TEXTE FOURNI =>
LA NUIT...

Publié le par Nawa

J'ai écrit le texte qui suit pour une spéciale nuit off de radio libertaire : la nuit des mots (sur le thème de...la nuit)  A l'occasion du salon du livre libertaire, radio libertaire nous donne une fois de plus la parole. Ce texte sera lu dans la nuit de samedi à dimanche et projeté au cours du salon.

NUIT NOIRE

Ce n’est pas tellement la nuit, c'est qu'il n'y a plus de jour. Celui-ci demande un levé qui s'espère, un couché qui se rêve, quand la nuit ne fait que tomber. Inlassablement elle tombe laissant dans sa chute quelques étoiles au plafond. Elles serviront bien l'illusion, l'éphémère lumière, la lueur d'espoir accrochées tout la haut dans l'inaccessible, le supposé, l'inavoué.

Mais c'est en bas que ça se passe, sous les yeux de ce luxe hasardeux. La pénombre lui fait cadeau d'une silhouette frêle, fragile, un combattant de la mort subite, le pas tragique. Il déambule, avance, titubant dans le noir, traçant son chemin dans le sens insensé de ses sens. Il entend les bombes, s'en écarte d'un pas vers la gauche. Il touche les larmes s'en détache d'un pas vers la droite. Il sent les rires et avance de 3 pas, il goûte la mort, recule de 4. C'est aux sons, aux odeurs, aux touchés, aux saveurs que la route se chemine sur l'écran noir.

MATÉRIEL FOURNI =>

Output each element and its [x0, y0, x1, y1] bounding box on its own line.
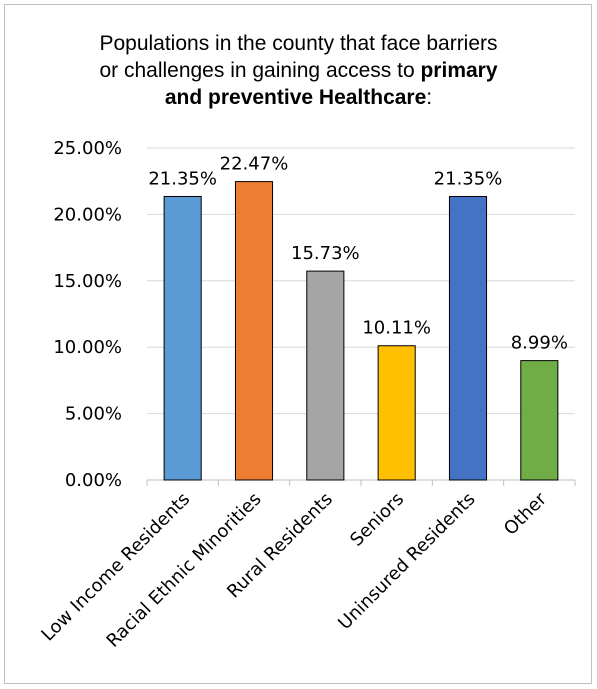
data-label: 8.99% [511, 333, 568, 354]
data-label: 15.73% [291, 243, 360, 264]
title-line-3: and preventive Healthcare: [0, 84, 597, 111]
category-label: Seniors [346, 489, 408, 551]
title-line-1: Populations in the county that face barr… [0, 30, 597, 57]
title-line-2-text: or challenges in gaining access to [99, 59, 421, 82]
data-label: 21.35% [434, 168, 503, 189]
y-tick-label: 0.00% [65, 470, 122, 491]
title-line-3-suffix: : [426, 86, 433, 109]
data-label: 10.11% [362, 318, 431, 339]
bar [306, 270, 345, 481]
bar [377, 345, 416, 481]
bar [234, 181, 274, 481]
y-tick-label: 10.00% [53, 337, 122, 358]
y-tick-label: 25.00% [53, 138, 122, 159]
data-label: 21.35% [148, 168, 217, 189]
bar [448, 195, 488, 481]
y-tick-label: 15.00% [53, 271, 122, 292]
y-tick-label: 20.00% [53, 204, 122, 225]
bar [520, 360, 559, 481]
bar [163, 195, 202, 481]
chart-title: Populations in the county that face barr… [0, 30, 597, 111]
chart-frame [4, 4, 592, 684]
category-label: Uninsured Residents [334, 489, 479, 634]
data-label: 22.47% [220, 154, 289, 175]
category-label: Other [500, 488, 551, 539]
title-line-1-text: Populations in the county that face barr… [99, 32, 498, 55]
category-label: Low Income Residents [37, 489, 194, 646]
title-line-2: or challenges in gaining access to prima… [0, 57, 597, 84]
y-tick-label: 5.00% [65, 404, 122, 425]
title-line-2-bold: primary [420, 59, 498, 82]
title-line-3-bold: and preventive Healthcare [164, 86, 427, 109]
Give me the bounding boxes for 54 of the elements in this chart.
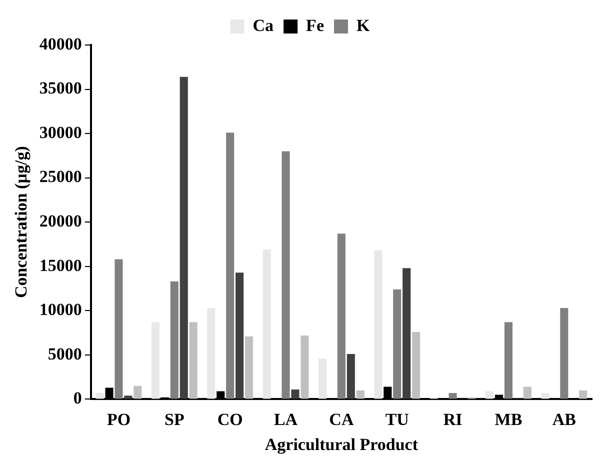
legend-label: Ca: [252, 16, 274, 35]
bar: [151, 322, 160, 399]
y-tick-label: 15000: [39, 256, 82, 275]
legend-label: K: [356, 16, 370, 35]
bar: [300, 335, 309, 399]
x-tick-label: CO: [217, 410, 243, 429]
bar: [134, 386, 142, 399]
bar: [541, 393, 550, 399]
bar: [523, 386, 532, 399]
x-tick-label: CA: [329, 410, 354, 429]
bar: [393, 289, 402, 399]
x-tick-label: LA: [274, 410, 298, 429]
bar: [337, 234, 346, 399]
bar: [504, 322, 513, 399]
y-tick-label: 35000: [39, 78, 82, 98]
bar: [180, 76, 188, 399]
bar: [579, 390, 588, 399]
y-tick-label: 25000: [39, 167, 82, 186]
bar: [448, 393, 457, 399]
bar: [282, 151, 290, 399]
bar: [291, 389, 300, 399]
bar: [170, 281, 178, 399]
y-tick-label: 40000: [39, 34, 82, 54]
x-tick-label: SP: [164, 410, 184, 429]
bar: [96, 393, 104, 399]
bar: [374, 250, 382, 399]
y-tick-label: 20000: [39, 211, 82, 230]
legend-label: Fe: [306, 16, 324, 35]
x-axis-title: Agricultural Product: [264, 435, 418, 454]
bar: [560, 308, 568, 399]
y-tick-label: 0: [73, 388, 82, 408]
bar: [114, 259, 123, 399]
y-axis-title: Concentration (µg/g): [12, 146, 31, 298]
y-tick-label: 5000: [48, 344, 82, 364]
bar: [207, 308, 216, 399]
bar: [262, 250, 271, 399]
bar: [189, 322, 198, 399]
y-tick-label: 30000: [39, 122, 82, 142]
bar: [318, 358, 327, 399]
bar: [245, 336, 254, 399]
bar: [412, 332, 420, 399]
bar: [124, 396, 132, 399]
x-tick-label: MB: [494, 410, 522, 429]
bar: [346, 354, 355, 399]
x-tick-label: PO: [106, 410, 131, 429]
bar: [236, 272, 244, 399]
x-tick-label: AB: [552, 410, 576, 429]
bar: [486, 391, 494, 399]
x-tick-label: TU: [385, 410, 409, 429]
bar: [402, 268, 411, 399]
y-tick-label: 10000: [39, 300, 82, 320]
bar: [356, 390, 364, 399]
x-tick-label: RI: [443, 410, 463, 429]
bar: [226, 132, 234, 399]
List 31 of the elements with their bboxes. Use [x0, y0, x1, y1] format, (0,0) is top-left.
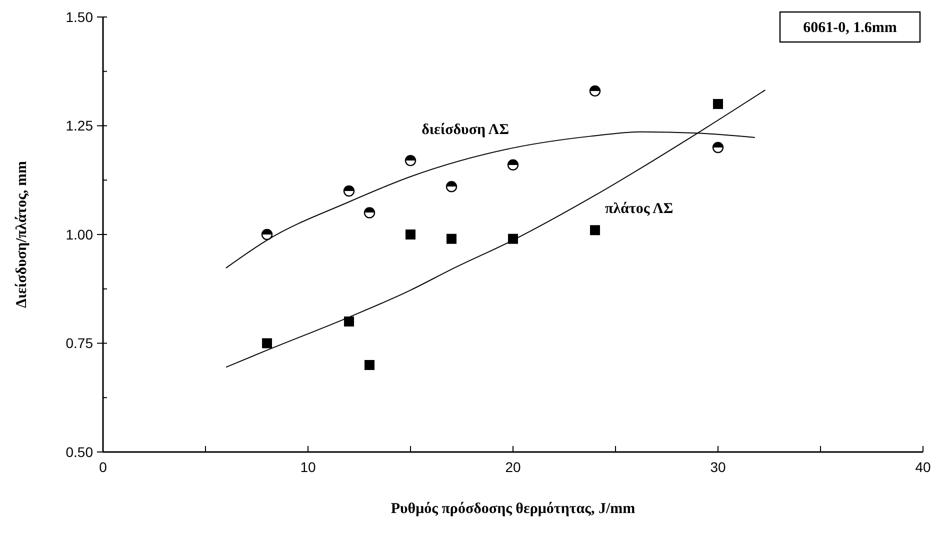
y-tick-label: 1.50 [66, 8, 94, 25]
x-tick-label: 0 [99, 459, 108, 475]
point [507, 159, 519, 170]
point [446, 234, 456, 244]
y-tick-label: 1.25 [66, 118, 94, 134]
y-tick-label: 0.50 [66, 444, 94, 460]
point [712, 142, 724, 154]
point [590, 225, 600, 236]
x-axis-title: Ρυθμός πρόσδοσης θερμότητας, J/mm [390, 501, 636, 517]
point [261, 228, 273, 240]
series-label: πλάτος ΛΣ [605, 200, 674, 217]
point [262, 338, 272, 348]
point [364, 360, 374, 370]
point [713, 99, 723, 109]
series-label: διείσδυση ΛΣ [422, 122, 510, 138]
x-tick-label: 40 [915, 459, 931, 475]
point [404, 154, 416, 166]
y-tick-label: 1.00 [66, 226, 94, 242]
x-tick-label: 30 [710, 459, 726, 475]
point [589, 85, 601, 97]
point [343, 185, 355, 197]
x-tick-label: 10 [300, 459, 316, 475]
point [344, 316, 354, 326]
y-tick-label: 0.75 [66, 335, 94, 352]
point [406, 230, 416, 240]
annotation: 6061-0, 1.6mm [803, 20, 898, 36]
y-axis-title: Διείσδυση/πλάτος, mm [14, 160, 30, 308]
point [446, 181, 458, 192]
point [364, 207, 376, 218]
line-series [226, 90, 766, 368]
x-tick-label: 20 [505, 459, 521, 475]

CONSIGNES =>
**A.** D'après le texte fourni, quelle nuit « Nuit noire » sera-t-il lu ?
**B.** Veuillez dire si chacune de ces affirmations s'accorde avec le texte fourni, en citant les mots décisifs : (i) le texte sera projeté au cours du salon ; (ii) la silhouette s'écarte des bombes d'un pas vers la droite ; (iii) quand elle goûte la mort, elle recule de quatre pas.
**C.** Dans le texte fourni, relevez tous les verbes de perception qui ont « Il » pour sujet dans le second paragraphe de « Nuit noire ».

RÉPONSES AUX CONSIGNES =>
**A.** Dans la nuit de samedi à dimanche.

**B.**
(i) Oui : « projeté au cours du salon ».
(ii) Non : « Il entend les bombes, s'en écarte d'un pas vers la gauche ».
(iii) Oui : « il goûte la mort, recule de 4 ».

**C.** entend, touche, sent, goûte